### Exercise objective
Without the images, write out all of the following entries exactly.
[BEGIN]
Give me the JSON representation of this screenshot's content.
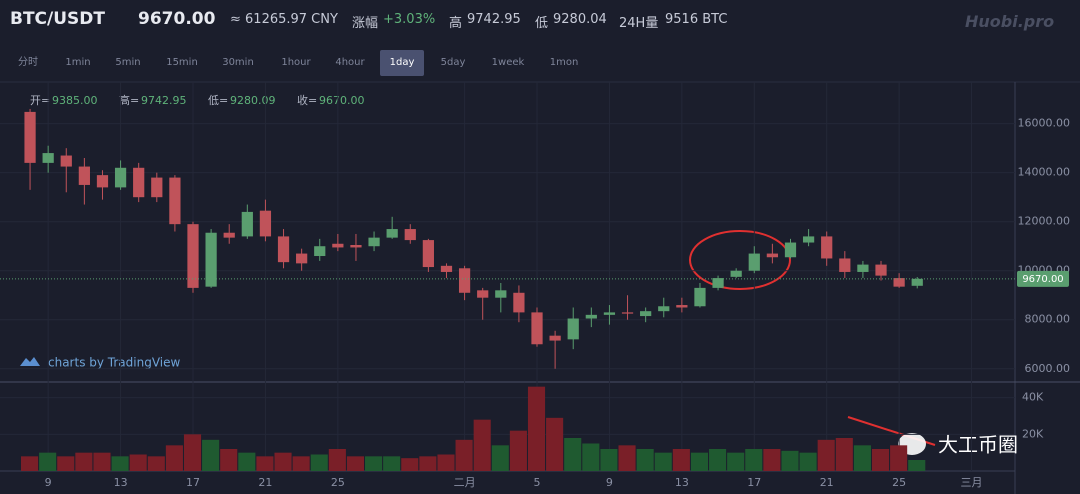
{
  "header": {
    "pair": "BTC/USDT",
    "price": "9670.00",
    "cny": "≈ 61265.97 CNY",
    "change_label": "涨幅",
    "change": "+3.03%",
    "high_label": "高",
    "high": "9742.95",
    "low_label": "低",
    "low": "9280.04",
    "vol_label": "24H量",
    "vol": "9516 BTC",
    "logo": "Huobi.pro"
  },
  "toolbar": {
    "intervals": [
      "分时",
      "1min",
      "5min",
      "15min",
      "30min",
      "1hour",
      "4hour",
      "1day",
      "5day",
      "1week",
      "1mon"
    ],
    "active": "1day"
  },
  "ohlc_legend": [
    {
      "label": "开=",
      "value": "9385.00"
    },
    {
      "label": "高=",
      "value": "9742.95"
    },
    {
      "label": "低=",
      "value": "9280.09"
    },
    {
      "label": "收=",
      "value": "9670.00"
    }
  ],
  "watermark": "charts by TradingView",
  "annotation": "大工币圈",
  "chart_data": {
    "type": "candlestick",
    "open": [
      16480,
      14400,
      14700,
      14250,
      13900,
      13400,
      14200,
      13800,
      13800,
      11900,
      9350,
      11550,
      11400,
      12450,
      11400,
      10700,
      10600,
      11100,
      11050,
      11000,
      11350,
      11700,
      11250,
      10200,
      10100,
      9200,
      8900,
      9100,
      8300,
      7350,
      7200,
      8050,
      8200,
      8300,
      8150,
      8350,
      8600,
      8550,
      9300,
      9750,
      10000,
      10700,
      10550,
      11150,
      11400,
      10500,
      9950,
      10250,
      9700,
      9385
    ],
    "high": [
      16600,
      15100,
      15000,
      14600,
      14100,
      14500,
      14400,
      14000,
      13900,
      12000,
      11700,
      11900,
      12700,
      12900,
      11700,
      10900,
      11300,
      11500,
      11500,
      11600,
      12200,
      11900,
      11300,
      10300,
      10200,
      9300,
      9500,
      9400,
      8500,
      7550,
      8500,
      8500,
      8600,
      9000,
      8500,
      8900,
      8900,
      9500,
      9800,
      10100,
      11000,
      11100,
      11300,
      11700,
      11600,
      10800,
      10400,
      10400,
      9900,
      9742.95
    ],
    "low": [
      13300,
      14000,
      13200,
      12700,
      12900,
      13300,
      12800,
      12800,
      11600,
      9100,
      9300,
      11100,
      11300,
      11200,
      10100,
      10000,
      10400,
      10800,
      10400,
      10800,
      11300,
      11100,
      9950,
      9700,
      8800,
      8000,
      8300,
      7900,
      6900,
      6000,
      6800,
      7700,
      7800,
      8000,
      7900,
      8100,
      8300,
      8500,
      9200,
      9700,
      9900,
      10300,
      10500,
      11000,
      10200,
      9700,
      9700,
      9600,
      9300,
      9280.09
    ],
    "close": [
      14400,
      14800,
      14250,
      13500,
      13400,
      14200,
      13000,
      13000,
      11900,
      9300,
      11550,
      11350,
      12400,
      11400,
      10350,
      10300,
      11000,
      10950,
      10950,
      11350,
      11700,
      11250,
      10150,
      9950,
      9100,
      8900,
      9200,
      8300,
      7000,
      7150,
      8050,
      8200,
      8300,
      8250,
      8350,
      8550,
      8500,
      9300,
      9700,
      10000,
      10700,
      10550,
      11150,
      11400,
      10500,
      9950,
      10250,
      9800,
      9350,
      9670
    ],
    "volume": [
      8,
      10,
      8,
      10,
      10,
      8,
      9,
      8,
      14,
      20,
      17,
      12,
      10,
      8,
      10,
      8,
      9,
      12,
      8,
      8,
      8,
      7,
      8,
      9,
      17,
      28,
      14,
      22,
      46,
      29,
      18,
      15,
      12,
      14,
      12,
      10,
      12,
      10,
      12,
      10,
      12,
      12,
      11,
      10,
      17,
      18,
      14,
      12,
      14,
      6
    ],
    "up_color": "#5a9e6f",
    "down_color": "#c0535a",
    "vol_up_color": "#1f5a30",
    "vol_down_color": "#7a1f28",
    "xlim": [
      -1.66,
      54.4
    ],
    "xticks": [
      {
        "value": 1,
        "label": "9"
      },
      {
        "value": 5,
        "label": "13"
      },
      {
        "value": 9,
        "label": "17"
      },
      {
        "value": 13,
        "label": "21"
      },
      {
        "value": 17,
        "label": "25"
      },
      {
        "value": 24,
        "label": "二月"
      },
      {
        "value": 28,
        "label": "5"
      },
      {
        "value": 32,
        "label": "9"
      },
      {
        "value": 36,
        "label": "13"
      },
      {
        "value": 40,
        "label": "17"
      },
      {
        "value": 44,
        "label": "21"
      },
      {
        "value": 48,
        "label": "25"
      },
      {
        "value": 52,
        "label": "三月"
      }
    ],
    "ylim": [
      5460,
      17700
    ],
    "yticks": [
      {
        "value": 6000,
        "label": "6000.00"
      },
      {
        "value": 8000,
        "label": "8000.00"
      },
      {
        "value": 10000,
        "label": "10000.00"
      },
      {
        "value": 12000,
        "label": "12000.00"
      },
      {
        "value": 14000,
        "label": "14000.00"
      },
      {
        "value": 16000,
        "label": "16000.00"
      }
    ],
    "vol_ylim": [
      0,
      48
    ],
    "vol_yticks": [
      {
        "value": 20,
        "label": "20K"
      },
      {
        "value": 40,
        "label": "40K"
      }
    ],
    "grid": true
  }
}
[END]
### Written reply
Give me the JSON representation of this screenshot's content.
{
  "header": {
    "pair": "BTC/USDT",
    "price": "9670.00",
    "cny": "≈ 61265.97 CNY",
    "change_label": "涨幅",
    "change": "+3.03%",
    "high_label": "高",
    "high": "9742.95",
    "low_label": "低",
    "low": "9280.04",
    "vol_label": "24H量",
    "vol": "9516 BTC",
    "logo": "Huobi.pro"
  },
  "toolbar": {
    "intervals": [
      "分时",
      "1min",
      "5min",
      "15min",
      "30min",
      "1hour",
      "4hour",
      "1day",
      "5day",
      "1week",
      "1mon"
    ],
    "active": "1day"
  },
  "ohlc_legend": [
    {
      "label": "开=",
      "value": "9385.00"
    },
    {
      "label": "高=",
      "value": "9742.95"
    },
    {
      "label": "低=",
      "value": "9280.09"
    },
    {
      "label": "收=",
      "value": "9670.00"
    }
  ],
  "watermark": "charts by TradingView",
  "annotation": "大工币圈",
  "chart_data": {
    "type": "candlestick",
    "open": [
      16480,
      14400,
      14700,
      14250,
      13900,
      13400,
      14200,
      13800,
      13800,
      11900,
      9350,
      11550,
      11400,
      12450,
      11400,
      10700,
      10600,
      11100,
      11050,
      11000,
      11350,
      11700,
      11250,
      10200,
      10100,
      9200,
      8900,
      9100,
      8300,
      7350,
      7200,
      8050,
      8200,
      8300,
      8150,
      8350,
      8600,
      8550,
      9300,
      9750,
      10000,
      10700,
      10550,
      11150,
      11400,
      10500,
      9950,
      10250,
      9700,
      9385
    ],
    "high": [
      16600,
      15100,
      15000,
      14600,
      14100,
      14500,
      14400,
      14000,
      13900,
      12000,
      11700,
      11900,
      12700,
      12900,
      11700,
      10900,
      11300,
      11500,
      11500,
      11600,
      12200,
      11900,
      11300,
      10300,
      10200,
      9300,
      9500,
      9400,
      8500,
      7550,
      8500,
      8500,
      8600,
      9000,
      8500,
      8900,
      8900,
      9500,
      9800,
      10100,
      11000,
      11100,
      11300,
      11700,
      11600,
      10800,
      10400,
      10400,
      9900,
      9742.95
    ],
    "low": [
      13300,
      14000,
      13200,
      12700,
      12900,
      13300,
      12800,
      12800,
      11600,
      9100,
      9300,
      11100,
      11300,
      11200,
      10100,
      10000,
      10400,
      10800,
      10400,
      10800,
      11300,
      11100,
      9950,
      9700,
      8800,
      8000,
      8300,
      7900,
      6900,
      6000,
      6800,
      7700,
      7800,
      8000,
      7900,
      8100,
      8300,
      8500,
      9200,
      9700,
      9900,
      10300,
      10500,
      11000,
      10200,
      9700,
      9700,
      9600,
      9300,
      9280.09
    ],
    "close": [
      14400,
      14800,
      14250,
      13500,
      13400,
      14200,
      13000,
      13000,
      11900,
      9300,
      11550,
      11350,
      12400,
      11400,
      10350,
      10300,
      11000,
      10950,
      10950,
      11350,
      11700,
      11250,
      10150,
      9950,
      9100,
      8900,
      9200,
      8300,
      7000,
      7150,
      8050,
      8200,
      8300,
      8250,
      8350,
      8550,
      8500,
      9300,
      9700,
      10000,
      10700,
      10550,
      11150,
      11400,
      10500,
      9950,
      10250,
      9800,
      9350,
      9670
    ],
    "volume": [
      8,
      10,
      8,
      10,
      10,
      8,
      9,
      8,
      14,
      20,
      17,
      12,
      10,
      8,
      10,
      8,
      9,
      12,
      8,
      8,
      8,
      7,
      8,
      9,
      17,
      28,
      14,
      22,
      46,
      29,
      18,
      15,
      12,
      14,
      12,
      10,
      12,
      10,
      12,
      10,
      12,
      12,
      11,
      10,
      17,
      18,
      14,
      12,
      14,
      6
    ],
    "up_color": "#5a9e6f",
    "down_color": "#c0535a",
    "vol_up_color": "#1f5a30",
    "vol_down_color": "#7a1f28",
    "xlim": [
      -1.66,
      54.4
    ],
    "xticks": [
      {
        "value": 1,
        "label": "9"
      },
      {
        "value": 5,
        "label": "13"
      },
      {
        "value": 9,
        "label": "17"
      },
      {
        "value": 13,
        "label": "21"
      },
      {
        "value": 17,
        "label": "25"
      },
      {
        "value": 24,
        "label": "二月"
      },
      {
        "value": 28,
        "label": "5"
      },
      {
        "value": 32,
        "label": "9"
      },
      {
        "value": 36,
        "label": "13"
      },
      {
        "value": 40,
        "label": "17"
      },
      {
        "value": 44,
        "label": "21"
      },
      {
        "value": 48,
        "label": "25"
      },
      {
        "value": 52,
        "label": "三月"
      }
    ],
    "ylim": [
      5460,
      17700
    ],
    "yticks": [
      {
        "value": 6000,
        "label": "6000.00"
      },
      {
        "value": 8000,
        "label": "8000.00"
      },
      {
        "value": 10000,
        "label": "10000.00"
      },
      {
        "value": 12000,
        "label": "12000.00"
      },
      {
        "value": 14000,
        "label": "14000.00"
      },
      {
        "value": 16000,
        "label": "16000.00"
      }
    ],
    "vol_ylim": [
      0,
      48
    ],
    "vol_yticks": [
      {
        "value": 20,
        "label": "20K"
      },
      {
        "value": 40,
        "label": "40K"
      }
    ],
    "grid": true
  }
}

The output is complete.